* [Your objective]: Write every entry out again exactly, please, and skip the pictures.

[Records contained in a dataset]

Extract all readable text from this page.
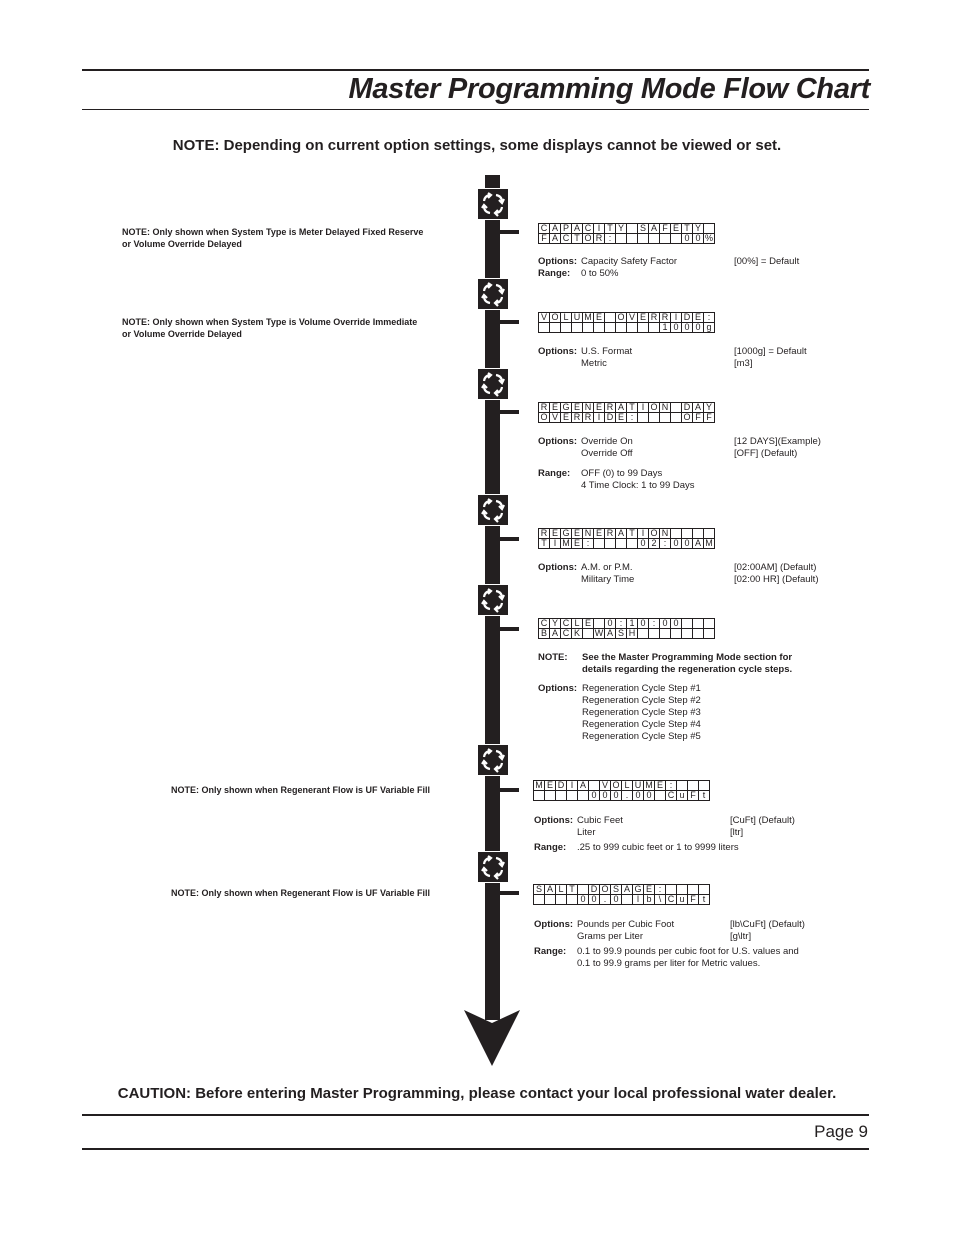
Master Programming Mode Flow Chart
NOTE: Depending on current option settings, some displays cannot be viewed or set.
NOTE: Only shown when System Type is Meter Delayed Fixed Reserve
or Volume Override Delayed
NOTE: Only shown when System Type is Volume Override Immediate
or Volume Override Delayed
NOTE: Only shown when Regenerant Flow is UF Variable Fill
NOTE: Only shown when Regenerant Flow is UF Variable Fill
C	A	P	A	C	I	T	Y		S	A	F	E	T	Y	
F	A	C	T	O	R	:							0	0	%
V	O	L	U	M	E		O	V	E	R	R	I	D	E	:
											1	0	0	0	g
R	E	G	E	N	E	R	A	T	I	O	N		D	A	Y
O	V	E	R	R	I	D	E	:					O	F	F
R	E	G	E	N	E	R	A	T	I	O	N				
T	I	M	E	:					0	2	:	0	0	A	M
C	Y	C	L	E		0	:	1	0	:	0	0			
B	A	C	K		W	A	S	H							
M	E	D	I	A		V	O	L	U	M	E	:			
					0	0	0	.	0	0		C	u	F	t
S	A	L	T		D	O	S	A	G	E	:				
				0	0	.	0		l	b	\	C	u	F	t
Options: Capacity Safety Factor	[00%] = Default
Range: 0 to 50%
Options: U.S. Format	[1000g] = Default
Metric	[m3]
Options: Override On	[12 DAYS](Example)
Override Off	[OFF] (Default)
Range: OFF (0) to 99 Days
4 Time Clock: 1 to 99 Days
Options: A.M. or P.M.	[02:00AM] (Default)
Military Time	[02:00 HR] (Default)
NOTE: See the Master Programming Mode section for
details regarding the regeneration cycle steps.
Options: Regeneration Cycle Step #1
Regeneration Cycle Step #2
Regeneration Cycle Step #3
Regeneration Cycle Step #4
Regeneration Cycle Step #5
Options: Cubic Feet	[CuFt] (Default)
Liter	[ltr]
Range: .25 to 999 cubic feet or 1 to 9999 liters
Options: Pounds per Cubic Foot	[lb\CuFt] (Default)
Grams per Liter	[g\ltr]
Range: 0.1 to 99.9 pounds per cubic foot for U.S. values and
0.1 to 99.9 grams per liter for Metric values.
CAUTION: Before entering Master Programming, please contact your local professional water dealer.
Page 9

* [Answer for this exercise]:
Extract all readable text from this page.
Master Programming Mode Flow Chart
NOTE: Depending on current option settings, some displays cannot be viewed or set.
NOTE: Only shown when System Type is Meter Delayed Fixed Reserve
or Volume Override Delayed
NOTE: Only shown when System Type is Volume Override Immediate
or Volume Override Delayed
NOTE: Only shown when Regenerant Flow is UF Variable Fill
NOTE: Only shown when Regenerant Flow is UF Variable Fill
C	A	P	A	C	I	T	Y		S	A	F	E	T	Y	
F	A	C	T	O	R	:							0	0	%
V	O	L	U	M	E		O	V	E	R	R	I	D	E	:
											1	0	0	0	g
R	E	G	E	N	E	R	A	T	I	O	N		D	A	Y
O	V	E	R	R	I	D	E	:					O	F	F
R	E	G	E	N	E	R	A	T	I	O	N				
T	I	M	E	:					0	2	:	0	0	A	M
C	Y	C	L	E		0	:	1	0	:	0	0			
B	A	C	K		W	A	S	H							
M	E	D	I	A		V	O	L	U	M	E	:			
					0	0	0	.	0	0		C	u	F	t
S	A	L	T		D	O	S	A	G	E	:				
				0	0	.	0		l	b	\	C	u	F	t
Options: Capacity Safety Factor	[00%] = Default
Range: 0 to 50%
Options: U.S. Format	[1000g] = Default
Metric	[m3]
Options: Override On	[12 DAYS](Example)
Override Off	[OFF] (Default)
Range: OFF (0) to 99 Days
4 Time Clock: 1 to 99 Days
Options: A.M. or P.M.	[02:00AM] (Default)
Military Time	[02:00 HR] (Default)
NOTE: See the Master Programming Mode section for
details regarding the regeneration cycle steps.
Options: Regeneration Cycle Step #1
Regeneration Cycle Step #2
Regeneration Cycle Step #3
Regeneration Cycle Step #4
Regeneration Cycle Step #5
Options: Cubic Feet	[CuFt] (Default)
Liter	[ltr]
Range: .25 to 999 cubic feet or 1 to 9999 liters
Options: Pounds per Cubic Foot	[lb\CuFt] (Default)
Grams per Liter	[g\ltr]
Range: 0.1 to 99.9 pounds per cubic foot for U.S. values and
0.1 to 99.9 grams per liter for Metric values.
CAUTION: Before entering Master Programming, please contact your local professional water dealer.
Page 9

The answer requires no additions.